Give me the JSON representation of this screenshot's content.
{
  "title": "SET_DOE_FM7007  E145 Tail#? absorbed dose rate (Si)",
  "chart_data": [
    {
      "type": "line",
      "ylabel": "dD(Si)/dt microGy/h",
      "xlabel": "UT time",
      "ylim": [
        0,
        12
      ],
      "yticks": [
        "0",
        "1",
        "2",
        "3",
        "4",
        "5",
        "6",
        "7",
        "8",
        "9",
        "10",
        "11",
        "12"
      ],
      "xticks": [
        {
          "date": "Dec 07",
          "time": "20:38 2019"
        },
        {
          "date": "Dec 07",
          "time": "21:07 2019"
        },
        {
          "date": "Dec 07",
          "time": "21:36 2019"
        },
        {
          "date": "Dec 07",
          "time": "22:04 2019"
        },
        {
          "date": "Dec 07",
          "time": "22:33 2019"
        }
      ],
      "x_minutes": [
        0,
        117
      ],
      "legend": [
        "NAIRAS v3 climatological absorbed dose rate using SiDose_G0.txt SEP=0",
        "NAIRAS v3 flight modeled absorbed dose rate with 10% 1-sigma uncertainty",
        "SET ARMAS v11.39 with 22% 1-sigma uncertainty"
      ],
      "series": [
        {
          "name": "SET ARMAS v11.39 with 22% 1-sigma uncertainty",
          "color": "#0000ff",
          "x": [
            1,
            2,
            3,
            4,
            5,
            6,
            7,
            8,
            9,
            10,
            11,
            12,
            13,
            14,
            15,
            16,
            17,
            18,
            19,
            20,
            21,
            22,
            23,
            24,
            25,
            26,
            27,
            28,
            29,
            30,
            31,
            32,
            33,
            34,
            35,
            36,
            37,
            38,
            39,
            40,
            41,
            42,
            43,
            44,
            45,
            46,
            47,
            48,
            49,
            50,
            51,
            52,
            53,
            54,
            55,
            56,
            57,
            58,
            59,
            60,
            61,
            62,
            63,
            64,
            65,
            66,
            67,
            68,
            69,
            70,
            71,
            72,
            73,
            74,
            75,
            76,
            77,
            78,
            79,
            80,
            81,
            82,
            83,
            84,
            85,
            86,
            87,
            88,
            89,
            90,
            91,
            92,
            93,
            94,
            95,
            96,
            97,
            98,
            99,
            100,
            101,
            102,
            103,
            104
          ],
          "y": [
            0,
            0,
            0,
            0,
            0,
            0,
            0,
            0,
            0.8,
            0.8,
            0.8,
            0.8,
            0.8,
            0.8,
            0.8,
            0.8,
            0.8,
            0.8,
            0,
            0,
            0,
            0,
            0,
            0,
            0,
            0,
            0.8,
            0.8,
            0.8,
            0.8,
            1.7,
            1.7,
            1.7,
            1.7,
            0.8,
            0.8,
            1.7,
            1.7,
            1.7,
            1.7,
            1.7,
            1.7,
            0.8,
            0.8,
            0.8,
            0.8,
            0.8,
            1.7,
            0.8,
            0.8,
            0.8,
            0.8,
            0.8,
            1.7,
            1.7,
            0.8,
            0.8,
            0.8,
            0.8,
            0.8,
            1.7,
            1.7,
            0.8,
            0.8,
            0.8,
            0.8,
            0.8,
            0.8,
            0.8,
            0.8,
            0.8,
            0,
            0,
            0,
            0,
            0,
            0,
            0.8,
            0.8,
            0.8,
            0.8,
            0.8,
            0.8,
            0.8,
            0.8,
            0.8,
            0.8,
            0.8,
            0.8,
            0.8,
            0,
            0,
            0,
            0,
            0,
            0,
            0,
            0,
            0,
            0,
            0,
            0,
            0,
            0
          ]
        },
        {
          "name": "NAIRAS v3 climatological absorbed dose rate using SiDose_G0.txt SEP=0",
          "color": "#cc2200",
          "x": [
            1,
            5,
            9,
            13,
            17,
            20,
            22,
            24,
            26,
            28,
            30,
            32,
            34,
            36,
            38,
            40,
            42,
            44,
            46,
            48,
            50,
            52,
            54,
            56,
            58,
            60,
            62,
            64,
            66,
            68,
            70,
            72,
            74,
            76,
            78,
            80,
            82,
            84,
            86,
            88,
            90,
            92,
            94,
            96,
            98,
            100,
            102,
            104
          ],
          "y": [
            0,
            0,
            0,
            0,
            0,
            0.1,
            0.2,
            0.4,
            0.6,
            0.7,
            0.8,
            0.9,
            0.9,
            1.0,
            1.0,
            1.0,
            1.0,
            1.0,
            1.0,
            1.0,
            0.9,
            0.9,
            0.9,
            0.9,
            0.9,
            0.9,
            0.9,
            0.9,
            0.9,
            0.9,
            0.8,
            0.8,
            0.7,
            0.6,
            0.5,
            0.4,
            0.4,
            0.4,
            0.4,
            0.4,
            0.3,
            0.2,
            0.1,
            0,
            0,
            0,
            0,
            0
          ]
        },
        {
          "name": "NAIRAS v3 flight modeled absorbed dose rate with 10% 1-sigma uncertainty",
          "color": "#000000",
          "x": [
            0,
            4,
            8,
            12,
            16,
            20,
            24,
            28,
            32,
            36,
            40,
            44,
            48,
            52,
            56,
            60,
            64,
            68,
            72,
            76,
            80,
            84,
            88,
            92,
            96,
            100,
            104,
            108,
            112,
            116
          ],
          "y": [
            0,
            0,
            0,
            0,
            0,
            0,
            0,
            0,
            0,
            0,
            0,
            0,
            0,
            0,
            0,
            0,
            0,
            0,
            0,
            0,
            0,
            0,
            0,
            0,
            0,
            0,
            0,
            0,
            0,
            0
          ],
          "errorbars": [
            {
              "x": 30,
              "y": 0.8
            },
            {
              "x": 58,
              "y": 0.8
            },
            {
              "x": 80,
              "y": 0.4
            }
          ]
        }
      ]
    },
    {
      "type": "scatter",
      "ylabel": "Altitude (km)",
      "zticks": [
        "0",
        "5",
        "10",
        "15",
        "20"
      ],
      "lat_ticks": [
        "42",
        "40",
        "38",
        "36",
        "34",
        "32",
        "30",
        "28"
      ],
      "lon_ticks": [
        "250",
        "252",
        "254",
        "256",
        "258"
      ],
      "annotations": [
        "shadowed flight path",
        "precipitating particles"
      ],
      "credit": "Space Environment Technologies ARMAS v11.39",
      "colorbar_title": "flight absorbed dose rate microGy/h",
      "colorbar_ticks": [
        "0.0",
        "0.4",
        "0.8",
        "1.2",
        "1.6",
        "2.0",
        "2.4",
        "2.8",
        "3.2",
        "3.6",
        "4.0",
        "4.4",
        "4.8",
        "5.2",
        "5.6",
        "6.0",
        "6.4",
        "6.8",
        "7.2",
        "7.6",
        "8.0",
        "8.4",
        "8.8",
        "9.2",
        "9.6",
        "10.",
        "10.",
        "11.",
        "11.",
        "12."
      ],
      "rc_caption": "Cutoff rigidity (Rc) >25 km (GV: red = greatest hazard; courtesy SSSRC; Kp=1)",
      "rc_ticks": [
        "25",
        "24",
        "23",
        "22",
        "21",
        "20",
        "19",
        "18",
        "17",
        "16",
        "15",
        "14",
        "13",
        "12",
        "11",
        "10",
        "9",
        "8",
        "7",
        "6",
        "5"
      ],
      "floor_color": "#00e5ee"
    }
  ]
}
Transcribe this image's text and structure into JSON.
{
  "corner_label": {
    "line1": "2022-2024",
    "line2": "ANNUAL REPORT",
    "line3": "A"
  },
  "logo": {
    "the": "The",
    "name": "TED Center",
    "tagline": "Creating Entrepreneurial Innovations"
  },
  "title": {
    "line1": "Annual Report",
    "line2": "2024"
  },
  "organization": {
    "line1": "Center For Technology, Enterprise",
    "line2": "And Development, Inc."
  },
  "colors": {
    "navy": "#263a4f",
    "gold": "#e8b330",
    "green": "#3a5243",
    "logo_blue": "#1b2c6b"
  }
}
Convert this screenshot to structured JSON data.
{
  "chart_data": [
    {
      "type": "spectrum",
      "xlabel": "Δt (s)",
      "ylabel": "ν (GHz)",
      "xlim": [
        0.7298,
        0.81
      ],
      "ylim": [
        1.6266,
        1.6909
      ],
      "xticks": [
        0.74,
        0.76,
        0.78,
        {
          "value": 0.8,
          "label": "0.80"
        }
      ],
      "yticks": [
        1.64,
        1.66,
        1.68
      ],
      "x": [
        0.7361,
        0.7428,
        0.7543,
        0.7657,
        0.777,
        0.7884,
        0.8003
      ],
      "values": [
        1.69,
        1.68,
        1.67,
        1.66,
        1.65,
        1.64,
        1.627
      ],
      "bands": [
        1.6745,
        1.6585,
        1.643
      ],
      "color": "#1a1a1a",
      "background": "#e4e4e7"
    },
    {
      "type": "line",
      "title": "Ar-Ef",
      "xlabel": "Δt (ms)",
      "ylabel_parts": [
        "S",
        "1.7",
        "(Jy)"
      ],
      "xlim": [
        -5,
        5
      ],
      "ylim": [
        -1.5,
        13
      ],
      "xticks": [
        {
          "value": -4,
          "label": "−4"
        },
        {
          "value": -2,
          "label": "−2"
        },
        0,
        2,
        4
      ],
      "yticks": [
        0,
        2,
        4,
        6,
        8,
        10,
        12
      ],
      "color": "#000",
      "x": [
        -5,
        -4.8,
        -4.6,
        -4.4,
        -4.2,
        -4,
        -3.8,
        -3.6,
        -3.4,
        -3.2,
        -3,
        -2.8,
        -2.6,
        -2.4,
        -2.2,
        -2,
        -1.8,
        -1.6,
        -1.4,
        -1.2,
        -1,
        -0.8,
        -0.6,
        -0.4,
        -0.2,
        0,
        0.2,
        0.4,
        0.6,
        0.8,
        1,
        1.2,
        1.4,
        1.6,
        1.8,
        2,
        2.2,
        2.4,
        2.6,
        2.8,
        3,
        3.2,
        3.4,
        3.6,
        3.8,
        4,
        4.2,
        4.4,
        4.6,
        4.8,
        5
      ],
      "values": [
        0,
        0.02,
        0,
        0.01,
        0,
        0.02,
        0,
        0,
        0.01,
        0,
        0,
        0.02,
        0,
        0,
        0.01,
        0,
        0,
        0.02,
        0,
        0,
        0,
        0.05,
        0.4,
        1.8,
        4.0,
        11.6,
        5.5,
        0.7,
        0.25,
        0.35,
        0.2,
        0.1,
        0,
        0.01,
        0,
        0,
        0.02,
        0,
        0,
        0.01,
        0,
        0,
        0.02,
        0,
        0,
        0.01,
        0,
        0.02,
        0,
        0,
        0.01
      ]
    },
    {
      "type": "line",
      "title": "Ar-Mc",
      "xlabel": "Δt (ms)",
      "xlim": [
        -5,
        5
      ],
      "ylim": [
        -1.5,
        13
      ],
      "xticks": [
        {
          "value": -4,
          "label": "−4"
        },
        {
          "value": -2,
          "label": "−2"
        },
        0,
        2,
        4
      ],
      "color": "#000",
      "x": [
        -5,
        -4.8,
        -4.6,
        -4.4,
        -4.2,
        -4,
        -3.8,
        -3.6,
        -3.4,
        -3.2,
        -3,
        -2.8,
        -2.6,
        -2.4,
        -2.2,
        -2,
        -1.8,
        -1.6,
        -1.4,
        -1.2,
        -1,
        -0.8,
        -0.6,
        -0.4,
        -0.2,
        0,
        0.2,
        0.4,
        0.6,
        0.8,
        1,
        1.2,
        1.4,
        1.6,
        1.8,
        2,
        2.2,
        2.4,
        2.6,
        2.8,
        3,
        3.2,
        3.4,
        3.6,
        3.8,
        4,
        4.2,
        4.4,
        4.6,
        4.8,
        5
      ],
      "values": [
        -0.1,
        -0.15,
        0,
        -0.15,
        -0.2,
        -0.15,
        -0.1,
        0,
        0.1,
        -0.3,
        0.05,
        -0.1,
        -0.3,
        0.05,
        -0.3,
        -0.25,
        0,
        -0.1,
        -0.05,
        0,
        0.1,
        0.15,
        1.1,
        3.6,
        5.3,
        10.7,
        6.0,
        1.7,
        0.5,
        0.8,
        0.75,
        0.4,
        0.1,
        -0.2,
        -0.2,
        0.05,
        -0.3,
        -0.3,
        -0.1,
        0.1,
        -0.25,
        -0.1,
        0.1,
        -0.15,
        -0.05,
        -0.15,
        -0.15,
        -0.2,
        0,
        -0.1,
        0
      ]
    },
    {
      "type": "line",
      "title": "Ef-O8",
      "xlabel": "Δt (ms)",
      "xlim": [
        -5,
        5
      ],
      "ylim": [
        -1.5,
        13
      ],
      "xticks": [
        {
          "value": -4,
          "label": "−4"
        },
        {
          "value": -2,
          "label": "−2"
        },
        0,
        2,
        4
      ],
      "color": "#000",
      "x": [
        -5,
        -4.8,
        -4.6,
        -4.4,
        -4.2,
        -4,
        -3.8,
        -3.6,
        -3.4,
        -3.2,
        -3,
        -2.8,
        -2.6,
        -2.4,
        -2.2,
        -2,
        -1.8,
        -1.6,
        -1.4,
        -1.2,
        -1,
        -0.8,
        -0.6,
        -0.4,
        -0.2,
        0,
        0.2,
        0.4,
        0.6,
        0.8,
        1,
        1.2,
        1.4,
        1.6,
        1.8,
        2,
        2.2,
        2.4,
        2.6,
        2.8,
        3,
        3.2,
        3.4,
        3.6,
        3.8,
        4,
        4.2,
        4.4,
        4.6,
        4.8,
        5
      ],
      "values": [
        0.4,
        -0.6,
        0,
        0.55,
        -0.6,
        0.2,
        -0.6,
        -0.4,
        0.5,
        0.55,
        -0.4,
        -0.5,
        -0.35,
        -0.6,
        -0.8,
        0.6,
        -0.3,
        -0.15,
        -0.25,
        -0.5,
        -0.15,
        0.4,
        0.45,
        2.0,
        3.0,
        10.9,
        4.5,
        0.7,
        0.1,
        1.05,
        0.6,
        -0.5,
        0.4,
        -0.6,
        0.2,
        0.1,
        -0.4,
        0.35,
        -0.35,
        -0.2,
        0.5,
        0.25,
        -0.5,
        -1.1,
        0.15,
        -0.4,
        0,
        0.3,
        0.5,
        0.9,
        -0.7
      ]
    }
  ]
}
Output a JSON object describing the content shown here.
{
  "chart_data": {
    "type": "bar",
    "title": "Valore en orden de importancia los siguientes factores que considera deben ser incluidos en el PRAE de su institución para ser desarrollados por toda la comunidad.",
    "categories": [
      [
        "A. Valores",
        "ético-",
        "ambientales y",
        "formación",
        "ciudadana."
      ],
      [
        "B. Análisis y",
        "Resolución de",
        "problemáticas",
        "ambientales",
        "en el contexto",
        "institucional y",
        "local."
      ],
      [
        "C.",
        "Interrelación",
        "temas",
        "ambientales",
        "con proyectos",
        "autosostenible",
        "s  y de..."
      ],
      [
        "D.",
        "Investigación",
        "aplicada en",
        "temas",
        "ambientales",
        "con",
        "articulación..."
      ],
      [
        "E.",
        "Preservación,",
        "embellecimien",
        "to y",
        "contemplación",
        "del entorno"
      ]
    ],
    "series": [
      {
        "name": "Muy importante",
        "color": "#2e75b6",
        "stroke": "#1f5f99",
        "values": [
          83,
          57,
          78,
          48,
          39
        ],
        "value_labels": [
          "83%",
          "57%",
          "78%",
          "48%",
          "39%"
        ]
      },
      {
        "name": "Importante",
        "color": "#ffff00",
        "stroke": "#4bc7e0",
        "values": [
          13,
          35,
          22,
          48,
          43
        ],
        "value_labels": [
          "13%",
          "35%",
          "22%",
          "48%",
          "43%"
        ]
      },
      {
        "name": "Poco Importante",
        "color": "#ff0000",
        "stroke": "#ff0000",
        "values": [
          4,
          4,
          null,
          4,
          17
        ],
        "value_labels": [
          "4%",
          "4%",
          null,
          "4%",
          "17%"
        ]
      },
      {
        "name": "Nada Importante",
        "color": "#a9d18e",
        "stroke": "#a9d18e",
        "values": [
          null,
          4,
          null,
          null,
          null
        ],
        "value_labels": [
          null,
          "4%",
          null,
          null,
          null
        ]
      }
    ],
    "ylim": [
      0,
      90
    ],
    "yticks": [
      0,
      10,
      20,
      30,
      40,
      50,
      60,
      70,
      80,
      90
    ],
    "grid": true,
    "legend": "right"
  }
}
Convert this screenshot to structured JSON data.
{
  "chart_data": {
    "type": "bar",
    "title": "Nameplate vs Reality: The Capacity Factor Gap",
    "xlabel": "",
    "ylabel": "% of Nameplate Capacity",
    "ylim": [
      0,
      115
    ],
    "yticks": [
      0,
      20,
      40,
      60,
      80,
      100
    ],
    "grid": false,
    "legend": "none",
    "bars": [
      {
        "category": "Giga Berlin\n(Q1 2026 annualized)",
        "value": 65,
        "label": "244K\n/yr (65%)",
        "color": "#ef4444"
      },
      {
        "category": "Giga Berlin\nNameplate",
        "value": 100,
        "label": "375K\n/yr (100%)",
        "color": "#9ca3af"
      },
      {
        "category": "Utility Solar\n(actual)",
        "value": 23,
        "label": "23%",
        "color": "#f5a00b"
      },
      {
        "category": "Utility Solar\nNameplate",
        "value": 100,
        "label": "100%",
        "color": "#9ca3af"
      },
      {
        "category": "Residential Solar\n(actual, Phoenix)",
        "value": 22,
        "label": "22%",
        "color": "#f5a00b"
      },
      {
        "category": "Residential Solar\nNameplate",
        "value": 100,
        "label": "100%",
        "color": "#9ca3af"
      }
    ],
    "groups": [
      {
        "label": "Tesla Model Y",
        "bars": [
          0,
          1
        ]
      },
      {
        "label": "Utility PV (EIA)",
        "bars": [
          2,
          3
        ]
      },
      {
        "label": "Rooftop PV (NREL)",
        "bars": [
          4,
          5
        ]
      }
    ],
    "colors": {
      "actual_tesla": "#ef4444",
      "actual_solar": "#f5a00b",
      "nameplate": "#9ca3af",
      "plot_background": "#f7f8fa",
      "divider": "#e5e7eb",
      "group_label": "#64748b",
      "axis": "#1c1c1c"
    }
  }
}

→ **To be done**
Copy each line containing the word "microGy" from the data.

→ **Output below**
      "ylabel": "dD(Si)/dt microGy/h",
      "colorbar_title": "flight absorbed dose rate microGy/h",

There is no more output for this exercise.